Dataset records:
· · · ·

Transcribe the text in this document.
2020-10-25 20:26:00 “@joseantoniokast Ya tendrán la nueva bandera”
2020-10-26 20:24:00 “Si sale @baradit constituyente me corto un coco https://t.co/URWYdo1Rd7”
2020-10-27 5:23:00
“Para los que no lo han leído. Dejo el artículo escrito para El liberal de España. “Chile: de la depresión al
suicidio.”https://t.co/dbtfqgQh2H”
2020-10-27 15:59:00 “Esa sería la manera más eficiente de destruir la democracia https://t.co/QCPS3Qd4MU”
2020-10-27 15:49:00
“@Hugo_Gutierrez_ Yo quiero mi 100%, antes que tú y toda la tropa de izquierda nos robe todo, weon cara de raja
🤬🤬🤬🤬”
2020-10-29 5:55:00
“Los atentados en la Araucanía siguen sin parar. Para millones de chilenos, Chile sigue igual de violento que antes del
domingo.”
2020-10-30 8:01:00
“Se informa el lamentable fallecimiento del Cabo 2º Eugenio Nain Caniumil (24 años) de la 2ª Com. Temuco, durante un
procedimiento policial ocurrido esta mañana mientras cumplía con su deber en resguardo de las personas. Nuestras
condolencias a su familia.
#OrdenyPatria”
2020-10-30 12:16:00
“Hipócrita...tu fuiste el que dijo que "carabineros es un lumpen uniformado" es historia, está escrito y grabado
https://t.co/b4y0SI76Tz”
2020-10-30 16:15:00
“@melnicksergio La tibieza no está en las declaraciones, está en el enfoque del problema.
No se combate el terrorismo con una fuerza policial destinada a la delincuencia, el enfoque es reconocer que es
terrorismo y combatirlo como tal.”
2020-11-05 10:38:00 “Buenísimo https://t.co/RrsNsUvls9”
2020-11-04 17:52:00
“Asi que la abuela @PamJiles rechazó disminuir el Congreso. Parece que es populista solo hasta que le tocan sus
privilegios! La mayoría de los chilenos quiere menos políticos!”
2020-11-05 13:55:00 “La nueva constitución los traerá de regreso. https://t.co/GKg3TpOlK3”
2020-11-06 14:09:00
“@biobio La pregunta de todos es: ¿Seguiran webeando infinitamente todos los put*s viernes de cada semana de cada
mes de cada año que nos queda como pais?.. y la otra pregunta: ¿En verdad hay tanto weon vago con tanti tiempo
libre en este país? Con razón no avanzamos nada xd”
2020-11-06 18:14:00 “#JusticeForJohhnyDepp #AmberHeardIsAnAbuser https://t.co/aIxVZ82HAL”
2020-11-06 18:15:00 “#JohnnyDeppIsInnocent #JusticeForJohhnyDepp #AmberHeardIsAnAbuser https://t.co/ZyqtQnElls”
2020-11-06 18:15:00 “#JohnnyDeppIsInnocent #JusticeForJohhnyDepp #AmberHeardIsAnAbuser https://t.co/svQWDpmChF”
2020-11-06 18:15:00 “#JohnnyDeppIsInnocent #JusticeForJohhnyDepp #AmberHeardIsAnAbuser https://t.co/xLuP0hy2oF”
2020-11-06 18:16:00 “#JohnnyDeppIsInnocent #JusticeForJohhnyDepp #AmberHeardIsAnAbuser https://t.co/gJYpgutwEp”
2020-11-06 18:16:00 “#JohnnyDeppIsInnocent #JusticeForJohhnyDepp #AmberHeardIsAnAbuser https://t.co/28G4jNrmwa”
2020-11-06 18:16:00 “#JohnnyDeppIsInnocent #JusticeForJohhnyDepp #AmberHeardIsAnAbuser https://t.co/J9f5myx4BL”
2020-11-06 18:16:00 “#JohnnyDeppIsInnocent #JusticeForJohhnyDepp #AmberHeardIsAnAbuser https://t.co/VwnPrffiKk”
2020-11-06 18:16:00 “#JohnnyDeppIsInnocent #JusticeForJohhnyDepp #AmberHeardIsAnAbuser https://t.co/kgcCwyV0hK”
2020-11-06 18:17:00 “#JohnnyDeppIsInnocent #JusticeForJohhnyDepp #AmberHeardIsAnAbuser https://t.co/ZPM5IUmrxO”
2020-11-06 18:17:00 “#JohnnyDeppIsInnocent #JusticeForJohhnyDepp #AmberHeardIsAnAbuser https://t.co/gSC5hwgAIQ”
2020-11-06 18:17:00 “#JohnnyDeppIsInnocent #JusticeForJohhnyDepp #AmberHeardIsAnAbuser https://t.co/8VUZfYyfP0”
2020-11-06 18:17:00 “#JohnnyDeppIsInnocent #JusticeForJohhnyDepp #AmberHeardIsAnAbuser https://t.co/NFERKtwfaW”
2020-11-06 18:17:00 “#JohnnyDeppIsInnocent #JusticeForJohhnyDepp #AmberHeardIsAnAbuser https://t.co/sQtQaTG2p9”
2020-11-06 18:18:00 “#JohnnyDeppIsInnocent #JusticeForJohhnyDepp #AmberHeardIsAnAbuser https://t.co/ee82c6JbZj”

· · · ·

● **Written exercise**: Produce an exact copy of all the records.

● **Problem solution**:
Transcribe the text in this document.
2020-10-25 20:26:00 “@joseantoniokast Ya tendrán la nueva bandera”
2020-10-26 20:24:00 “Si sale @baradit constituyente me corto un coco https://t.co/URWYdo1Rd7”
2020-10-27 5:23:00
“Para los que no lo han leído. Dejo el artículo escrito para El liberal de España. “Chile: de la depresión al
suicidio.”https://t.co/dbtfqgQh2H”
2020-10-27 15:59:00 “Esa sería la manera más eficiente de destruir la democracia https://t.co/QCPS3Qd4MU”
2020-10-27 15:49:00
“@Hugo_Gutierrez_ Yo quiero mi 100%, antes que tú y toda la tropa de izquierda nos robe todo, weon cara de raja
🤬🤬🤬🤬”
2020-10-29 5:55:00
“Los atentados en la Araucanía siguen sin parar. Para millones de chilenos, Chile sigue igual de violento que antes del
domingo.”
2020-10-30 8:01:00
“Se informa el lamentable fallecimiento del Cabo 2º Eugenio Nain Caniumil (24 años) de la 2ª Com. Temuco, durante un
procedimiento policial ocurrido esta mañana mientras cumplía con su deber en resguardo de las personas. Nuestras
condolencias a su familia.
#OrdenyPatria”
2020-10-30 12:16:00
“Hipócrita...tu fuiste el que dijo que "carabineros es un lumpen uniformado" es historia, está escrito y grabado
https://t.co/b4y0SI76Tz”
2020-10-30 16:15:00
“@melnicksergio La tibieza no está en las declaraciones, está en el enfoque del problema.
No se combate el terrorismo con una fuerza policial destinada a la delincuencia, el enfoque es reconocer que es
terrorismo y combatirlo como tal.”
2020-11-05 10:38:00 “Buenísimo https://t.co/RrsNsUvls9”
2020-11-04 17:52:00
“Asi que la abuela @PamJiles rechazó disminuir el Congreso. Parece que es populista solo hasta que le tocan sus
privilegios! La mayoría de los chilenos quiere menos políticos!”
2020-11-05 13:55:00 “La nueva constitución los traerá de regreso. https://t.co/GKg3TpOlK3”
2020-11-06 14:09:00
“@biobio La pregunta de todos es: ¿Seguiran webeando infinitamente todos los put*s viernes de cada semana de cada
mes de cada año que nos queda como pais?.. y la otra pregunta: ¿En verdad hay tanto weon vago con tanti tiempo
libre en este país? Con razón no avanzamos nada xd”
2020-11-06 18:14:00 “#JusticeForJohhnyDepp #AmberHeardIsAnAbuser https://t.co/aIxVZ82HAL”
2020-11-06 18:15:00 “#JohnnyDeppIsInnocent #JusticeForJohhnyDepp #AmberHeardIsAnAbuser https://t.co/ZyqtQnElls”
2020-11-06 18:15:00 “#JohnnyDeppIsInnocent #JusticeForJohhnyDepp #AmberHeardIsAnAbuser https://t.co/svQWDpmChF”
2020-11-06 18:15:00 “#JohnnyDeppIsInnocent #JusticeForJohhnyDepp #AmberHeardIsAnAbuser https://t.co/xLuP0hy2oF”
2020-11-06 18:16:00 “#JohnnyDeppIsInnocent #JusticeForJohhnyDepp #AmberHeardIsAnAbuser https://t.co/gJYpgutwEp”
2020-11-06 18:16:00 “#JohnnyDeppIsInnocent #JusticeForJohhnyDepp #AmberHeardIsAnAbuser https://t.co/28G4jNrmwa”
2020-11-06 18:16:00 “#JohnnyDeppIsInnocent #JusticeForJohhnyDepp #AmberHeardIsAnAbuser https://t.co/J9f5myx4BL”
2020-11-06 18:16:00 “#JohnnyDeppIsInnocent #JusticeForJohhnyDepp #AmberHeardIsAnAbuser https://t.co/VwnPrffiKk”
2020-11-06 18:16:00 “#JohnnyDeppIsInnocent #JusticeForJohhnyDepp #AmberHeardIsAnAbuser https://t.co/kgcCwyV0hK”
2020-11-06 18:17:00 “#JohnnyDeppIsInnocent #JusticeForJohhnyDepp #AmberHeardIsAnAbuser https://t.co/ZPM5IUmrxO”
2020-11-06 18:17:00 “#JohnnyDeppIsInnocent #JusticeForJohhnyDepp #AmberHeardIsAnAbuser https://t.co/gSC5hwgAIQ”
2020-11-06 18:17:00 “#JohnnyDeppIsInnocent #JusticeForJohhnyDepp #AmberHeardIsAnAbuser https://t.co/8VUZfYyfP0”
2020-11-06 18:17:00 “#JohnnyDeppIsInnocent #JusticeForJohhnyDepp #AmberHeardIsAnAbuser https://t.co/NFERKtwfaW”
2020-11-06 18:17:00 “#JohnnyDeppIsInnocent #JusticeForJohhnyDepp #AmberHeardIsAnAbuser https://t.co/sQtQaTG2p9”
2020-11-06 18:18:00 “#JohnnyDeppIsInnocent #JusticeForJohhnyDepp #AmberHeardIsAnAbuser https://t.co/ee82c6JbZj”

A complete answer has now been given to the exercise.